[Data]:
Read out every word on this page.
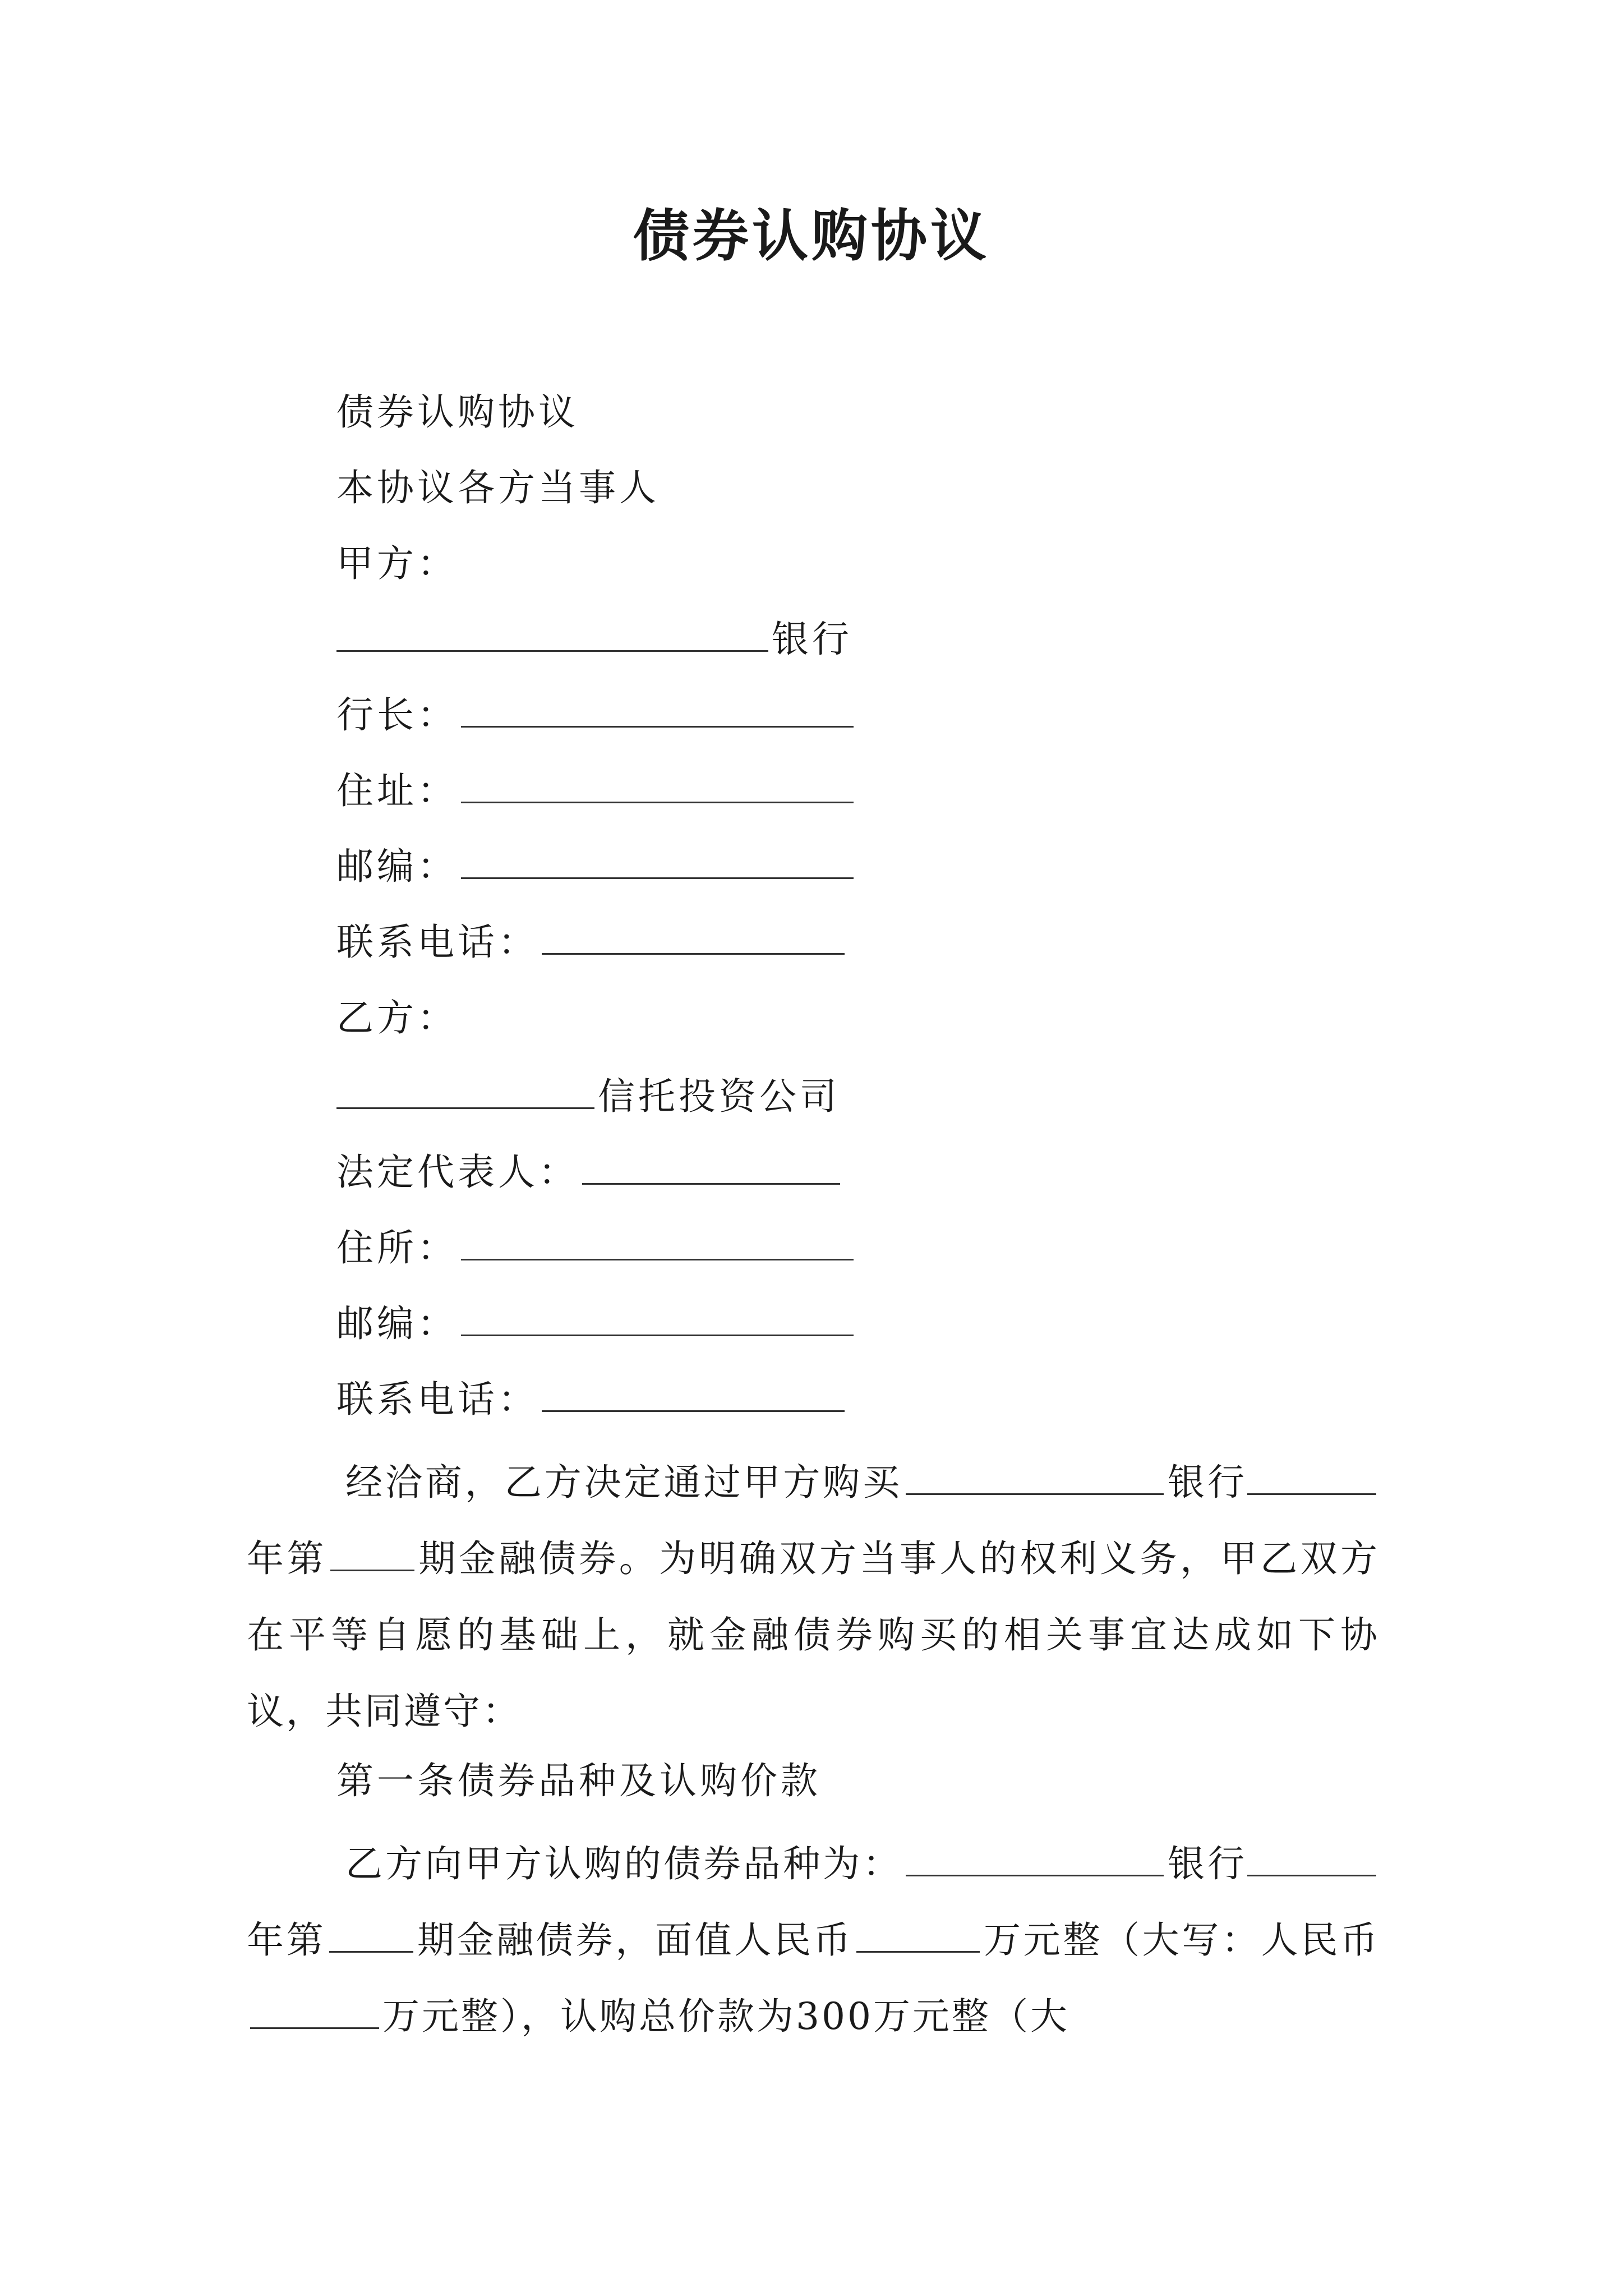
债券认购协议
债券认购协议
本协议各方当事人
甲方：
银行
行长：
住址：
邮编：
联系电话：
乙方：
信托投资公司
法定代表人：
住所：
邮编：
联系电话：
经洽商，乙方决定通过甲方购买	银行年第 期金融债券。为明确双方当事人的权利义务，甲乙双方在平等自愿的基础上，就金融债券购买的相关事宜达成如下协议，共同遵守：
第一条债券品种及认购价款
乙方向甲方认购的债券品种为：	银行年第 期金融债券，面值人民币	万元整（大写：人民币万元整），认购总价款为300万元整（大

[To do]:
Quote the data above in full, leaving out the pictures it holds.

[Exercise result]:
Read out every word on this page.
债券认购协议
债券认购协议
本协议各方当事人
甲方：
银行
行长：
住址：
邮编：
联系电话：
乙方：
信托投资公司
法定代表人：
住所：
邮编：
联系电话：
经洽商，乙方决定通过甲方购买	银行年第 期金融债券。为明确双方当事人的权利义务，甲乙双方在平等自愿的基础上，就金融债券购买的相关事宜达成如下协议，共同遵守：
第一条债券品种及认购价款
乙方向甲方认购的债券品种为：	银行年第 期金融债券，面值人民币	万元整（大写：人民币万元整），认购总价款为300万元整（大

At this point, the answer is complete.